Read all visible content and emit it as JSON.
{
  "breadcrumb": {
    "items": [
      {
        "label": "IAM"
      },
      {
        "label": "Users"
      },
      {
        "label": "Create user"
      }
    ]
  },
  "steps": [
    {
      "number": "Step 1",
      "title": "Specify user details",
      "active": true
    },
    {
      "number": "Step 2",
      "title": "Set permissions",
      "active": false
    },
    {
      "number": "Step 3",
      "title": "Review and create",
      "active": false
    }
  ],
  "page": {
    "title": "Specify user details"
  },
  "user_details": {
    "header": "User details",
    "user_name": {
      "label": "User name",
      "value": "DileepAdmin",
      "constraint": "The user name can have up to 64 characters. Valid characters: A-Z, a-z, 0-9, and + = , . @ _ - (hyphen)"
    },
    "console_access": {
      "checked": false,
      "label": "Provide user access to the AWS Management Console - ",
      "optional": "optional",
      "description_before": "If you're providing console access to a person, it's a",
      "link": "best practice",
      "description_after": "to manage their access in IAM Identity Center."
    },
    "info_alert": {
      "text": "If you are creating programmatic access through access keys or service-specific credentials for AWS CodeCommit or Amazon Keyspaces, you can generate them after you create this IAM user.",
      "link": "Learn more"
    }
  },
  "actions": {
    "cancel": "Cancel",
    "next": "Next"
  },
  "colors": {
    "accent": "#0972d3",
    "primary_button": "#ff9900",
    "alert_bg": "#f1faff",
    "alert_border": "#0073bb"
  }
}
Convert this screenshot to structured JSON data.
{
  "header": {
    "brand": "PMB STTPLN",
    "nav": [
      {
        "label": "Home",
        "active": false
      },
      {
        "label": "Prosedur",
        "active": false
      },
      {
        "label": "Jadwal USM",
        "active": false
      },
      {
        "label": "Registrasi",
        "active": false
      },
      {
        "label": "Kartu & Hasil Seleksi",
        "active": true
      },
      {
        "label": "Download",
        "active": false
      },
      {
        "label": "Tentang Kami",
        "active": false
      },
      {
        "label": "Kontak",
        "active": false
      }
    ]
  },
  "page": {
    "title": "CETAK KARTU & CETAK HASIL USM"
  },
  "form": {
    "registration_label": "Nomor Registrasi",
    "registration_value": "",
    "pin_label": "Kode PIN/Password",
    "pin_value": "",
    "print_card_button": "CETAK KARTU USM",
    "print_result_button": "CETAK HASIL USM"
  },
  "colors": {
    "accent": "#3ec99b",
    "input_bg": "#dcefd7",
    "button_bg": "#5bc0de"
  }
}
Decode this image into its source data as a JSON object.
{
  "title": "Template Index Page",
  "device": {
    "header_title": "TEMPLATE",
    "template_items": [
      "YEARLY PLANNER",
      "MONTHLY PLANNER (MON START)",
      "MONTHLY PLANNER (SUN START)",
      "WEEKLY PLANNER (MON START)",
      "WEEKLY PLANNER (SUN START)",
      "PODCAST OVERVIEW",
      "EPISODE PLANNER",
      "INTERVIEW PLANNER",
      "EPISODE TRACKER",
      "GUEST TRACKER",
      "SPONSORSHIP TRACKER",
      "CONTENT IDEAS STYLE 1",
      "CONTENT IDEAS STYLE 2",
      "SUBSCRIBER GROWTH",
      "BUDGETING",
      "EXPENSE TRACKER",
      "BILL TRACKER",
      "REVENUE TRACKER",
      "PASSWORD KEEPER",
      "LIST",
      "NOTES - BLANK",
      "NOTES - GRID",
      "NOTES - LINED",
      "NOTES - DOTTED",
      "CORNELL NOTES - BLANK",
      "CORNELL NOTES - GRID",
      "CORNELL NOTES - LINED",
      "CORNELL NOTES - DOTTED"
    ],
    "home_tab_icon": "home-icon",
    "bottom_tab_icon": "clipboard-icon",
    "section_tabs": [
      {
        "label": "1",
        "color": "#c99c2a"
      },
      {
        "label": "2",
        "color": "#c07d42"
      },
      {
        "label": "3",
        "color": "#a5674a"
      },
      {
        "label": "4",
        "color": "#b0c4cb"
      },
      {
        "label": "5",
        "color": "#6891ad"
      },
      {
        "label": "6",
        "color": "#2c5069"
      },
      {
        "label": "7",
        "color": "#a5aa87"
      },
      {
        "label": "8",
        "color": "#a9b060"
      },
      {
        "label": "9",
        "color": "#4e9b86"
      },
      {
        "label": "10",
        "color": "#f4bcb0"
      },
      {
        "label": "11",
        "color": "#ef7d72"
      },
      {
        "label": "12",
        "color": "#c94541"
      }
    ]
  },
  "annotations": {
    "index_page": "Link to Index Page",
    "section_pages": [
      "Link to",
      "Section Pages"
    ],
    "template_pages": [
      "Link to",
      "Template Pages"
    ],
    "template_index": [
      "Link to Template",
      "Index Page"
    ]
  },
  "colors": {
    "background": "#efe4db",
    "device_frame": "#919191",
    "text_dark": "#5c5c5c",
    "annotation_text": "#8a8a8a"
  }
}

_What to work on_. Each entry above needs to be retyped exactly.

_Result of this task_.
Read all visible content and emit it as JSON.
{
  "breadcrumb": {
    "items": [
      {
        "label": "IAM"
      },
      {
        "label": "Users"
      },
      {
        "label": "Create user"
      }
    ]
  },
  "steps": [
    {
      "number": "Step 1",
      "title": "Specify user details",
      "active": true
    },
    {
      "number": "Step 2",
      "title": "Set permissions",
      "active": false
    },
    {
      "number": "Step 3",
      "title": "Review and create",
      "active": false
    }
  ],
  "page": {
    "title": "Specify user details"
  },
  "user_details": {
    "header": "User details",
    "user_name": {
      "label": "User name",
      "value": "DileepAdmin",
      "constraint": "The user name can have up to 64 characters. Valid characters: A-Z, a-z, 0-9, and + = , . @ _ - (hyphen)"
    },
    "console_access": {
      "checked": false,
      "label": "Provide user access to the AWS Management Console - ",
      "optional": "optional",
      "description_before": "If you're providing console access to a person, it's a",
      "link": "best practice",
      "description_after": "to manage their access in IAM Identity Center."
    },
    "info_alert": {
      "text": "If you are creating programmatic access through access keys or service-specific credentials for AWS CodeCommit or Amazon Keyspaces, you can generate them after you create this IAM user.",
      "link": "Learn more"
    }
  },
  "actions": {
    "cancel": "Cancel",
    "next": "Next"
  },
  "colors": {
    "accent": "#0972d3",
    "primary_button": "#ff9900",
    "alert_bg": "#f1faff",
    "alert_border": "#0073bb"
  }
}
Convert this screenshot to structured JSON data.
{
  "header": {
    "brand": "PMB STTPLN",
    "nav": [
      {
        "label": "Home",
        "active": false
      },
      {
        "label": "Prosedur",
        "active": false
      },
      {
        "label": "Jadwal USM",
        "active": false
      },
      {
        "label": "Registrasi",
        "active": false
      },
      {
        "label": "Kartu & Hasil Seleksi",
        "active": true
      },
      {
        "label": "Download",
        "active": false
      },
      {
        "label": "Tentang Kami",
        "active": false
      },
      {
        "label": "Kontak",
        "active": false
      }
    ]
  },
  "page": {
    "title": "CETAK KARTU & CETAK HASIL USM"
  },
  "form": {
    "registration_label": "Nomor Registrasi",
    "registration_value": "",
    "pin_label": "Kode PIN/Password",
    "pin_value": "",
    "print_card_button": "CETAK KARTU USM",
    "print_result_button": "CETAK HASIL USM"
  },
  "colors": {
    "accent": "#3ec99b",
    "input_bg": "#dcefd7",
    "button_bg": "#5bc0de"
  }
}
Decode this image into its source data as a JSON object.
{
  "title": "Template Index Page",
  "device": {
    "header_title": "TEMPLATE",
    "template_items": [
      "YEARLY PLANNER",
      "MONTHLY PLANNER (MON START)",
      "MONTHLY PLANNER (SUN START)",
      "WEEKLY PLANNER (MON START)",
      "WEEKLY PLANNER (SUN START)",
      "PODCAST OVERVIEW",
      "EPISODE PLANNER",
      "INTERVIEW PLANNER",
      "EPISODE TRACKER",
      "GUEST TRACKER",
      "SPONSORSHIP TRACKER",
      "CONTENT IDEAS STYLE 1",
      "CONTENT IDEAS STYLE 2",
      "SUBSCRIBER GROWTH",
      "BUDGETING",
      "EXPENSE TRACKER",
      "BILL TRACKER",
      "REVENUE TRACKER",
      "PASSWORD KEEPER",
      "LIST",
      "NOTES - BLANK",
      "NOTES - GRID",
      "NOTES - LINED",
      "NOTES - DOTTED",
      "CORNELL NOTES - BLANK",
      "CORNELL NOTES - GRID",
      "CORNELL NOTES - LINED",
      "CORNELL NOTES - DOTTED"
    ],
    "home_tab_icon": "home-icon",
    "bottom_tab_icon": "clipboard-icon",
    "section_tabs": [
      {
        "label": "1",
        "color": "#c99c2a"
      },
      {
        "label": "2",
        "color": "#c07d42"
      },
      {
        "label": "3",
        "color": "#a5674a"
      },
      {
        "label": "4",
        "color": "#b0c4cb"
      },
      {
        "label": "5",
        "color": "#6891ad"
      },
      {
        "label": "6",
        "color": "#2c5069"
      },
      {
        "label": "7",
        "color": "#a5aa87"
      },
      {
        "label": "8",
        "color": "#a9b060"
      },
      {
        "label": "9",
        "color": "#4e9b86"
      },
      {
        "label": "10",
        "color": "#f4bcb0"
      },
      {
        "label": "11",
        "color": "#ef7d72"
      },
      {
        "label": "12",
        "color": "#c94541"
      }
    ]
  },
  "annotations": {
    "index_page": "Link to Index Page",
    "section_pages": [
      "Link to",
      "Section Pages"
    ],
    "template_pages": [
      "Link to",
      "Template Pages"
    ],
    "template_index": [
      "Link to Template",
      "Index Page"
    ]
  },
  "colors": {
    "background": "#efe4db",
    "device_frame": "#919191",
    "text_dark": "#5c5c5c",
    "annotation_text": "#8a8a8a"
  }
}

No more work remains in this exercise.